WRITTEN REQUEST: Starting at the line that contains "Give me the", transcribe every remaining line of the entries exactly, including the last one.
—————
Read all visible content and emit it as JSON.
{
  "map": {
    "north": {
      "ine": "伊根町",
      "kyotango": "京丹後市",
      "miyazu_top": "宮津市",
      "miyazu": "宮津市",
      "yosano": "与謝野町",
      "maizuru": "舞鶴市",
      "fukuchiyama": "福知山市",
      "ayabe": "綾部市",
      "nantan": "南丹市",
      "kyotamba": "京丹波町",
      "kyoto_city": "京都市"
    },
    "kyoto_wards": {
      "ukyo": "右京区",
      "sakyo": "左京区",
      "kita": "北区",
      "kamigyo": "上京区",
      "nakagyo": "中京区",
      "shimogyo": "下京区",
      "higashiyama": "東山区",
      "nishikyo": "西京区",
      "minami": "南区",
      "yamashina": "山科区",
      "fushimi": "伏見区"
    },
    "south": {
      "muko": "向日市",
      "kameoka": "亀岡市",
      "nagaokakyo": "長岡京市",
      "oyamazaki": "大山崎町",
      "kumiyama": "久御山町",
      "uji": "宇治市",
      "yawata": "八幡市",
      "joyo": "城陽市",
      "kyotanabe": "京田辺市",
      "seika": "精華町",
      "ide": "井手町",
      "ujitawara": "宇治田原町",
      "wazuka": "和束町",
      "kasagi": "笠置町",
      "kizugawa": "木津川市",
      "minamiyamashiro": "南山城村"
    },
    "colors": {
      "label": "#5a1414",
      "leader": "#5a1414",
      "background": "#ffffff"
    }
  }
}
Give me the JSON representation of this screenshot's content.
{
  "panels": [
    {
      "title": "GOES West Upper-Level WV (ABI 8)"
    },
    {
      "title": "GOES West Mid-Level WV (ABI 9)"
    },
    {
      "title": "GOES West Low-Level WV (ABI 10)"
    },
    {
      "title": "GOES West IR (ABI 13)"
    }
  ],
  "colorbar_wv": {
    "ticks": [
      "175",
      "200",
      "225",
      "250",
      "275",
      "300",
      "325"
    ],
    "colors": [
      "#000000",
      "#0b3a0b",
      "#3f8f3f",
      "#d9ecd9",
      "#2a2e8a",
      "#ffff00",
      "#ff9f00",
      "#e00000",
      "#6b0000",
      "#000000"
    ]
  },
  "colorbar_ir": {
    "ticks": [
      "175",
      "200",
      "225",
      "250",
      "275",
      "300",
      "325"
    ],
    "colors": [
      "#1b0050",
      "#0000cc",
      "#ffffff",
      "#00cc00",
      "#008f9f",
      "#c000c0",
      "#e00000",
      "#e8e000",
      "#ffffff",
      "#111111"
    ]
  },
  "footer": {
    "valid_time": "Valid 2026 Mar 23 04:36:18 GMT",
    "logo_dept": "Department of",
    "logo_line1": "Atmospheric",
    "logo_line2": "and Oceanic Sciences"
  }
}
—————
TASK ANSWER:
Give me the JSON representation of this screenshot's content.
{
  "panels": [
    {
      "title": "GOES West Upper-Level WV (ABI 8)"
    },
    {
      "title": "GOES West Mid-Level WV (ABI 9)"
    },
    {
      "title": "GOES West Low-Level WV (ABI 10)"
    },
    {
      "title": "GOES West IR (ABI 13)"
    }
  ],
  "colorbar_wv": {
    "ticks": [
      "175",
      "200",
      "225",
      "250",
      "275",
      "300",
      "325"
    ],
    "colors": [
      "#000000",
      "#0b3a0b",
      "#3f8f3f",
      "#d9ecd9",
      "#2a2e8a",
      "#ffff00",
      "#ff9f00",
      "#e00000",
      "#6b0000",
      "#000000"
    ]
  },
  "colorbar_ir": {
    "ticks": [
      "175",
      "200",
      "225",
      "250",
      "275",
      "300",
      "325"
    ],
    "colors": [
      "#1b0050",
      "#0000cc",
      "#ffffff",
      "#00cc00",
      "#008f9f",
      "#c000c0",
      "#e00000",
      "#e8e000",
      "#ffffff",
      "#111111"
    ]
  },
  "footer": {
    "valid_time": "Valid 2026 Mar 23 04:36:18 GMT",
    "logo_dept": "Department of",
    "logo_line1": "Atmospheric",
    "logo_line2": "and Oceanic Sciences"
  }
}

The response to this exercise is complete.